Input material: Begin
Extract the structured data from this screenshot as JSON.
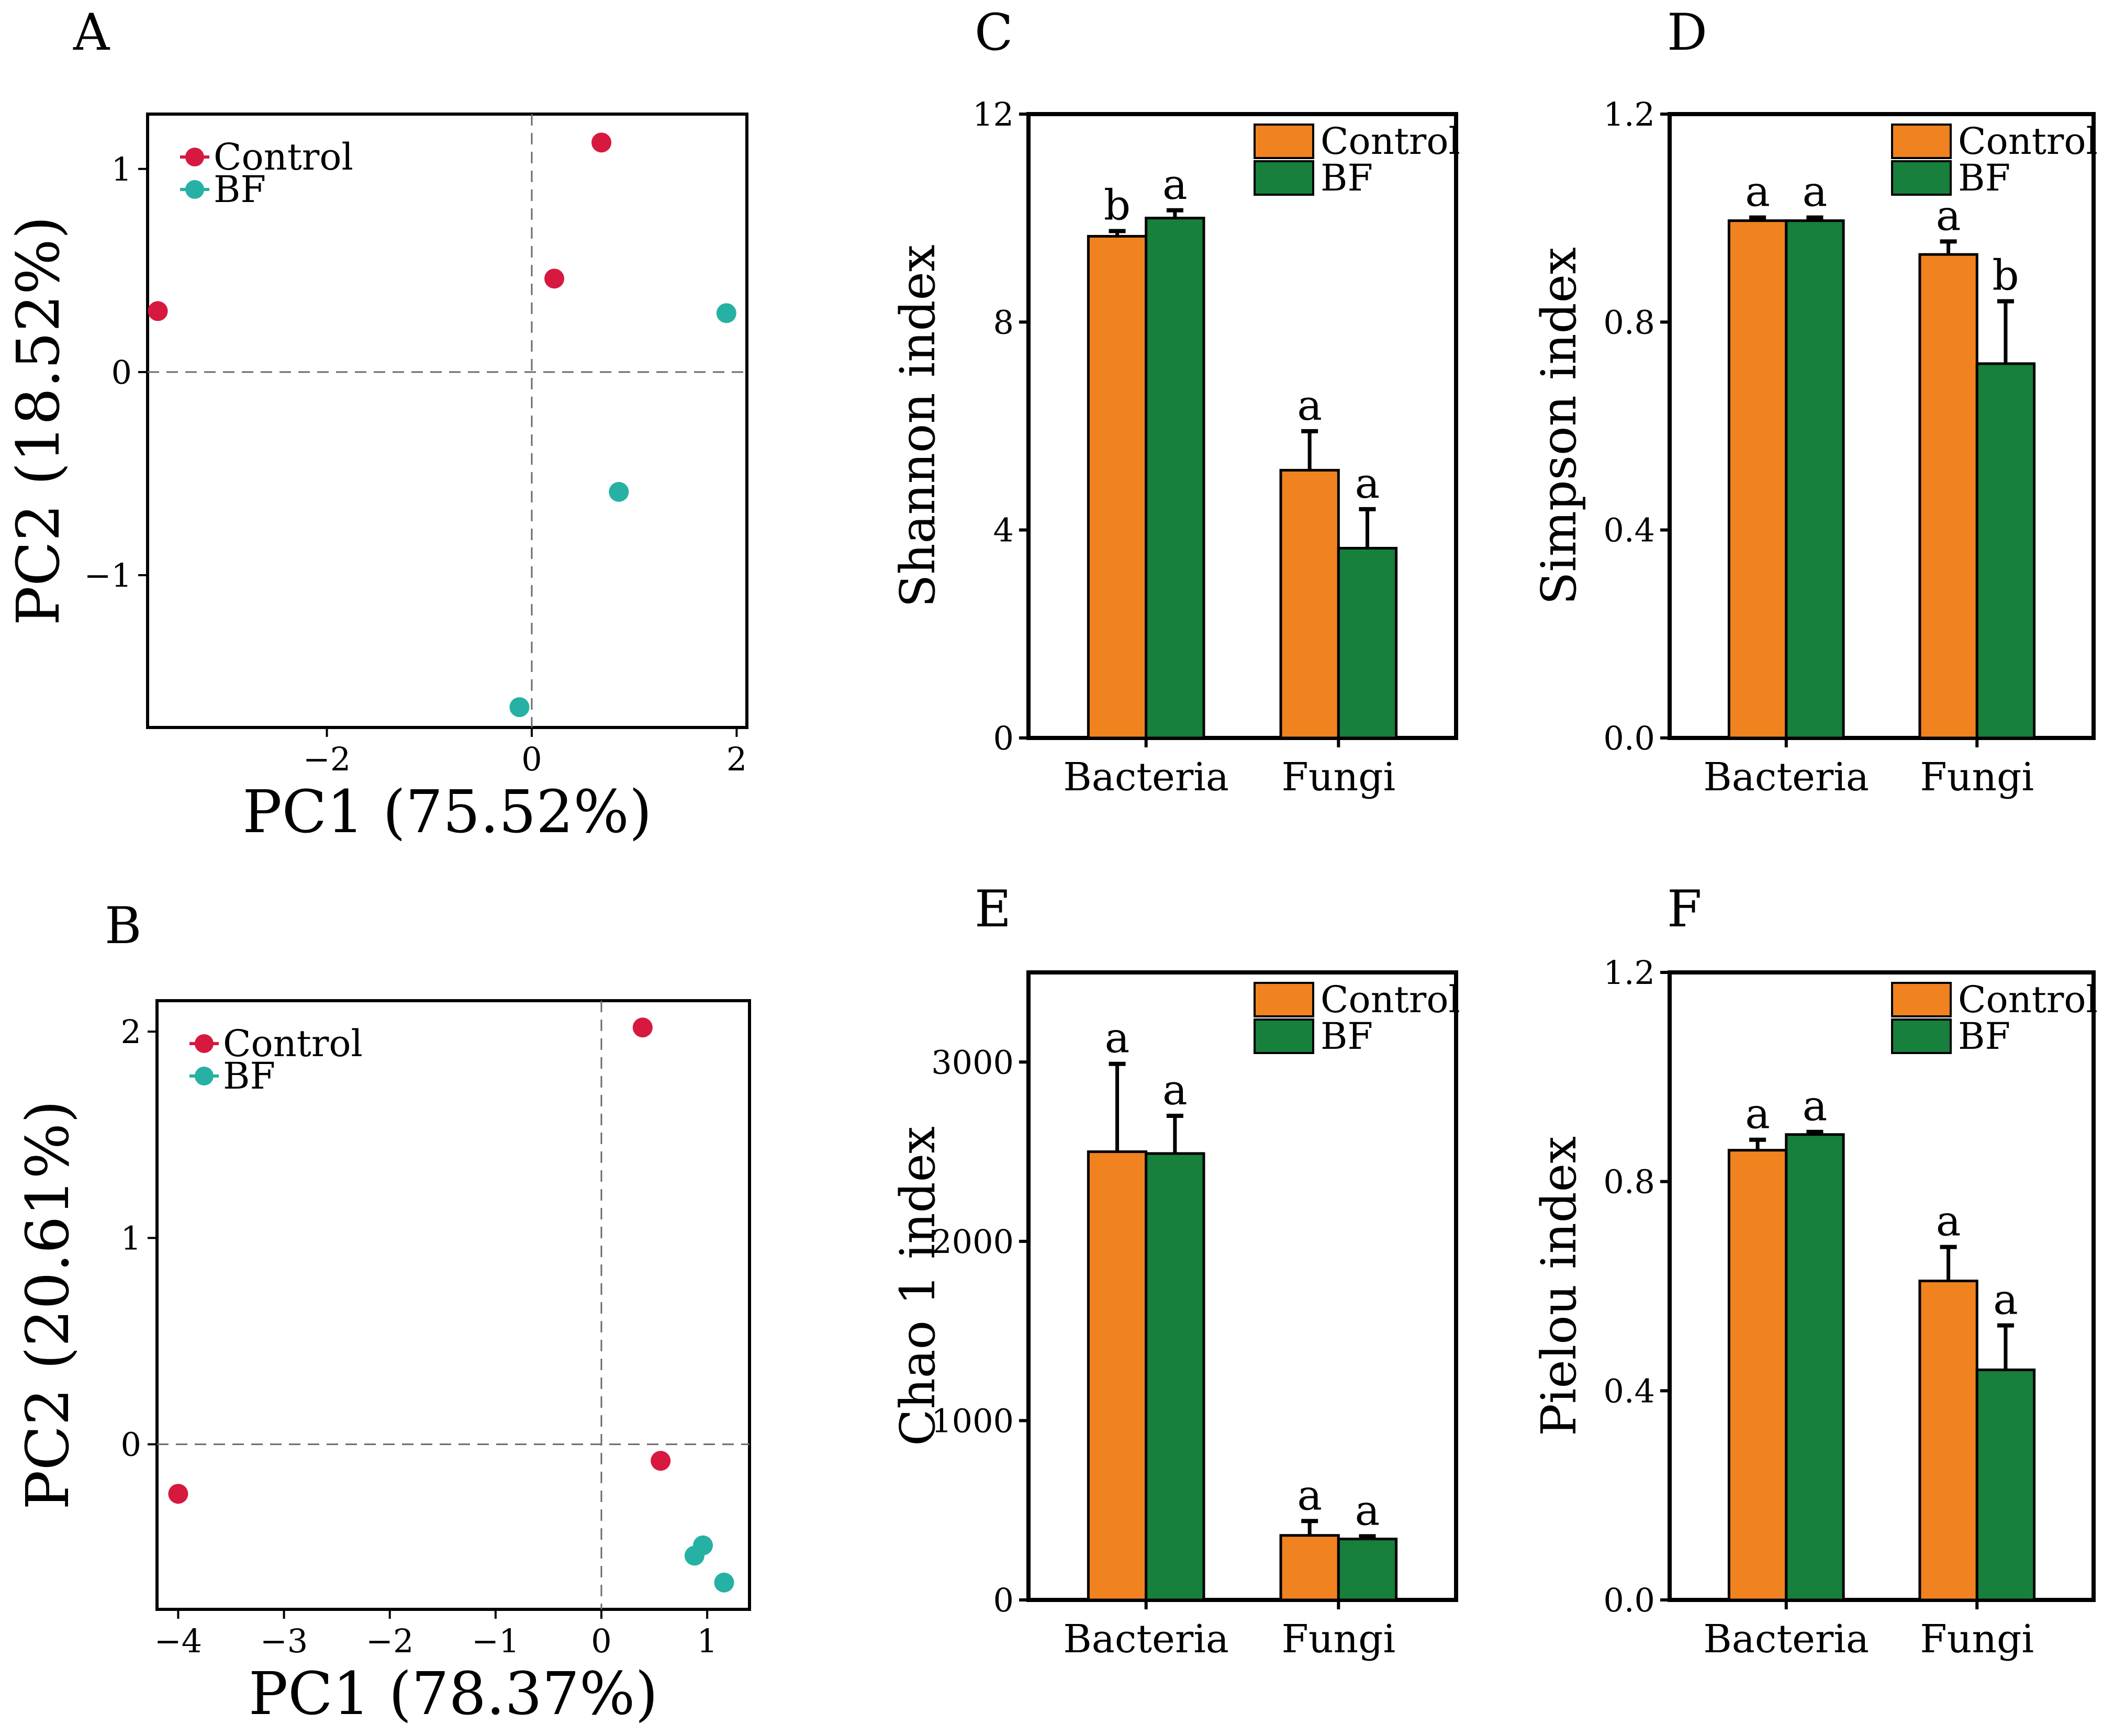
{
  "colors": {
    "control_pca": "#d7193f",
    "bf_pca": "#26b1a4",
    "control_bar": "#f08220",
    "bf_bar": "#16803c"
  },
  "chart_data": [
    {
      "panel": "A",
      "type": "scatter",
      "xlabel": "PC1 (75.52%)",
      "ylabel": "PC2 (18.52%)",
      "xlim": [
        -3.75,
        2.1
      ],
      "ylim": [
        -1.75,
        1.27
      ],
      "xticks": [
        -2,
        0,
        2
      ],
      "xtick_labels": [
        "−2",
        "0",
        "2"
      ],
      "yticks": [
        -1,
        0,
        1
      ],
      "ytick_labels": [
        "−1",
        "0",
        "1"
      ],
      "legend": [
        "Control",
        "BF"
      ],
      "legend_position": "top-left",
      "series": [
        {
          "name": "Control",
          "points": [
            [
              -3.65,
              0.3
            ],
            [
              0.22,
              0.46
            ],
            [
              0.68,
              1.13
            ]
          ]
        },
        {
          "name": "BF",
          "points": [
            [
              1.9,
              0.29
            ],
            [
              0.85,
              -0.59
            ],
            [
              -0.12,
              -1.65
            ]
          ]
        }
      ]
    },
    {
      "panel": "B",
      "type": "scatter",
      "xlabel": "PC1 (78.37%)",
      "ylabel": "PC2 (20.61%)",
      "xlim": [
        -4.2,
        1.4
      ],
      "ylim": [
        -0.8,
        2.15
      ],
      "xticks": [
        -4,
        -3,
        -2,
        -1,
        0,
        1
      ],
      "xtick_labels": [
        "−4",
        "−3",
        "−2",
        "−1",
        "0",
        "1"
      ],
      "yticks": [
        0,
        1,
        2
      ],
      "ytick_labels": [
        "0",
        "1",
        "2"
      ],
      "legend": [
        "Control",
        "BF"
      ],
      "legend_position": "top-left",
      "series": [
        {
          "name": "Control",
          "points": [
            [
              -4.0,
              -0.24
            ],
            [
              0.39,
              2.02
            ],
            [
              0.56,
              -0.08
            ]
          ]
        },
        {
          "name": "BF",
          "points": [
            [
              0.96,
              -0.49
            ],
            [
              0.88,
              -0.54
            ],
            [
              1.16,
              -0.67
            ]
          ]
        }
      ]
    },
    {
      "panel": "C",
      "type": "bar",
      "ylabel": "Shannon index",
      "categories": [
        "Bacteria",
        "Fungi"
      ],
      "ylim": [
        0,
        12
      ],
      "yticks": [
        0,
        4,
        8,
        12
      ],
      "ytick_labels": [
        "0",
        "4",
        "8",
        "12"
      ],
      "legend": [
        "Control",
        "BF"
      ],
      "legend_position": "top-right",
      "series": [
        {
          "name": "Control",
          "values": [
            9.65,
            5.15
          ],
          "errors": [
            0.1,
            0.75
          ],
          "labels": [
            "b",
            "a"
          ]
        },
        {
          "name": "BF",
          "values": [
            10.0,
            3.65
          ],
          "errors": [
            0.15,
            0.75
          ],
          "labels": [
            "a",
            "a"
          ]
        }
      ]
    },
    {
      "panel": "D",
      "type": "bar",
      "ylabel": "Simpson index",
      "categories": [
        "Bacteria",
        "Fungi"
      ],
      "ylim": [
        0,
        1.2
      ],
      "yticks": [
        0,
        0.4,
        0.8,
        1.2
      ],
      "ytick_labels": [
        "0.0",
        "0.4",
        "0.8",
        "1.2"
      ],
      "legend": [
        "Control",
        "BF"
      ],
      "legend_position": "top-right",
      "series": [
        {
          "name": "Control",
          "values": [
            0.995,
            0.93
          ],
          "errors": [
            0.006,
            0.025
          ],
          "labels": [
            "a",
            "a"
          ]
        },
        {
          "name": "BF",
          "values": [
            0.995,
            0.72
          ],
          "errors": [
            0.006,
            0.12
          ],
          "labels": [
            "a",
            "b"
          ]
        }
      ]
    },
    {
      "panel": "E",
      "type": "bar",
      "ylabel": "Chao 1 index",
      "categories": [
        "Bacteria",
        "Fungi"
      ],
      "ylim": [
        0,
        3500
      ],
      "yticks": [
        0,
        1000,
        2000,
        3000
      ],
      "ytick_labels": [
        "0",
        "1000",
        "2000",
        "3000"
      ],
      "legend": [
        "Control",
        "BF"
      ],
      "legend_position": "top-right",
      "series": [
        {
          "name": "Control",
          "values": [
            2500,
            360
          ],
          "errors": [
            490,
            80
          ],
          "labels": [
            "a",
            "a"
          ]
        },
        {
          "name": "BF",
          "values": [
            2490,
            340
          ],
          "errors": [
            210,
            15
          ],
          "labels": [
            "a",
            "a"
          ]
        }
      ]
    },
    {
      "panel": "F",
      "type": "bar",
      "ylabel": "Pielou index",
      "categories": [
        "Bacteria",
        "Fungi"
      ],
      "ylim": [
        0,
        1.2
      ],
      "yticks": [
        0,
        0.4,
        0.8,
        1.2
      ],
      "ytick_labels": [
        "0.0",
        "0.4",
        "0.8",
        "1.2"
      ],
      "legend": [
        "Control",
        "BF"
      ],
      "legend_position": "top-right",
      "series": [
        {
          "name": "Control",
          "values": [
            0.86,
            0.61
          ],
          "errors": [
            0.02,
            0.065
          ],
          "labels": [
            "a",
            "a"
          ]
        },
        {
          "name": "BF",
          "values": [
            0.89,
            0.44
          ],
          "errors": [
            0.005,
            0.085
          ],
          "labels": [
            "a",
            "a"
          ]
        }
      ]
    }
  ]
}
Input material: End
#### [To do]
Your reply should restate the data above word for word and contain no pictures.

#### [Expected answer]
Extract the structured data from this screenshot as JSON.
{
  "colors": {
    "control_pca": "#d7193f",
    "bf_pca": "#26b1a4",
    "control_bar": "#f08220",
    "bf_bar": "#16803c"
  },
  "chart_data": [
    {
      "panel": "A",
      "type": "scatter",
      "xlabel": "PC1 (75.52%)",
      "ylabel": "PC2 (18.52%)",
      "xlim": [
        -3.75,
        2.1
      ],
      "ylim": [
        -1.75,
        1.27
      ],
      "xticks": [
        -2,
        0,
        2
      ],
      "xtick_labels": [
        "−2",
        "0",
        "2"
      ],
      "yticks": [
        -1,
        0,
        1
      ],
      "ytick_labels": [
        "−1",
        "0",
        "1"
      ],
      "legend": [
        "Control",
        "BF"
      ],
      "legend_position": "top-left",
      "series": [
        {
          "name": "Control",
          "points": [
            [
              -3.65,
              0.3
            ],
            [
              0.22,
              0.46
            ],
            [
              0.68,
              1.13
            ]
          ]
        },
        {
          "name": "BF",
          "points": [
            [
              1.9,
              0.29
            ],
            [
              0.85,
              -0.59
            ],
            [
              -0.12,
              -1.65
            ]
          ]
        }
      ]
    },
    {
      "panel": "B",
      "type": "scatter",
      "xlabel": "PC1 (78.37%)",
      "ylabel": "PC2 (20.61%)",
      "xlim": [
        -4.2,
        1.4
      ],
      "ylim": [
        -0.8,
        2.15
      ],
      "xticks": [
        -4,
        -3,
        -2,
        -1,
        0,
        1
      ],
      "xtick_labels": [
        "−4",
        "−3",
        "−2",
        "−1",
        "0",
        "1"
      ],
      "yticks": [
        0,
        1,
        2
      ],
      "ytick_labels": [
        "0",
        "1",
        "2"
      ],
      "legend": [
        "Control",
        "BF"
      ],
      "legend_position": "top-left",
      "series": [
        {
          "name": "Control",
          "points": [
            [
              -4.0,
              -0.24
            ],
            [
              0.39,
              2.02
            ],
            [
              0.56,
              -0.08
            ]
          ]
        },
        {
          "name": "BF",
          "points": [
            [
              0.96,
              -0.49
            ],
            [
              0.88,
              -0.54
            ],
            [
              1.16,
              -0.67
            ]
          ]
        }
      ]
    },
    {
      "panel": "C",
      "type": "bar",
      "ylabel": "Shannon index",
      "categories": [
        "Bacteria",
        "Fungi"
      ],
      "ylim": [
        0,
        12
      ],
      "yticks": [
        0,
        4,
        8,
        12
      ],
      "ytick_labels": [
        "0",
        "4",
        "8",
        "12"
      ],
      "legend": [
        "Control",
        "BF"
      ],
      "legend_position": "top-right",
      "series": [
        {
          "name": "Control",
          "values": [
            9.65,
            5.15
          ],
          "errors": [
            0.1,
            0.75
          ],
          "labels": [
            "b",
            "a"
          ]
        },
        {
          "name": "BF",
          "values": [
            10.0,
            3.65
          ],
          "errors": [
            0.15,
            0.75
          ],
          "labels": [
            "a",
            "a"
          ]
        }
      ]
    },
    {
      "panel": "D",
      "type": "bar",
      "ylabel": "Simpson index",
      "categories": [
        "Bacteria",
        "Fungi"
      ],
      "ylim": [
        0,
        1.2
      ],
      "yticks": [
        0,
        0.4,
        0.8,
        1.2
      ],
      "ytick_labels": [
        "0.0",
        "0.4",
        "0.8",
        "1.2"
      ],
      "legend": [
        "Control",
        "BF"
      ],
      "legend_position": "top-right",
      "series": [
        {
          "name": "Control",
          "values": [
            0.995,
            0.93
          ],
          "errors": [
            0.006,
            0.025
          ],
          "labels": [
            "a",
            "a"
          ]
        },
        {
          "name": "BF",
          "values": [
            0.995,
            0.72
          ],
          "errors": [
            0.006,
            0.12
          ],
          "labels": [
            "a",
            "b"
          ]
        }
      ]
    },
    {
      "panel": "E",
      "type": "bar",
      "ylabel": "Chao 1 index",
      "categories": [
        "Bacteria",
        "Fungi"
      ],
      "ylim": [
        0,
        3500
      ],
      "yticks": [
        0,
        1000,
        2000,
        3000
      ],
      "ytick_labels": [
        "0",
        "1000",
        "2000",
        "3000"
      ],
      "legend": [
        "Control",
        "BF"
      ],
      "legend_position": "top-right",
      "series": [
        {
          "name": "Control",
          "values": [
            2500,
            360
          ],
          "errors": [
            490,
            80
          ],
          "labels": [
            "a",
            "a"
          ]
        },
        {
          "name": "BF",
          "values": [
            2490,
            340
          ],
          "errors": [
            210,
            15
          ],
          "labels": [
            "a",
            "a"
          ]
        }
      ]
    },
    {
      "panel": "F",
      "type": "bar",
      "ylabel": "Pielou index",
      "categories": [
        "Bacteria",
        "Fungi"
      ],
      "ylim": [
        0,
        1.2
      ],
      "yticks": [
        0,
        0.4,
        0.8,
        1.2
      ],
      "ytick_labels": [
        "0.0",
        "0.4",
        "0.8",
        "1.2"
      ],
      "legend": [
        "Control",
        "BF"
      ],
      "legend_position": "top-right",
      "series": [
        {
          "name": "Control",
          "values": [
            0.86,
            0.61
          ],
          "errors": [
            0.02,
            0.065
          ],
          "labels": [
            "a",
            "a"
          ]
        },
        {
          "name": "BF",
          "values": [
            0.89,
            0.44
          ],
          "errors": [
            0.005,
            0.085
          ],
          "labels": [
            "a",
            "a"
          ]
        }
      ]
    }
  ]
}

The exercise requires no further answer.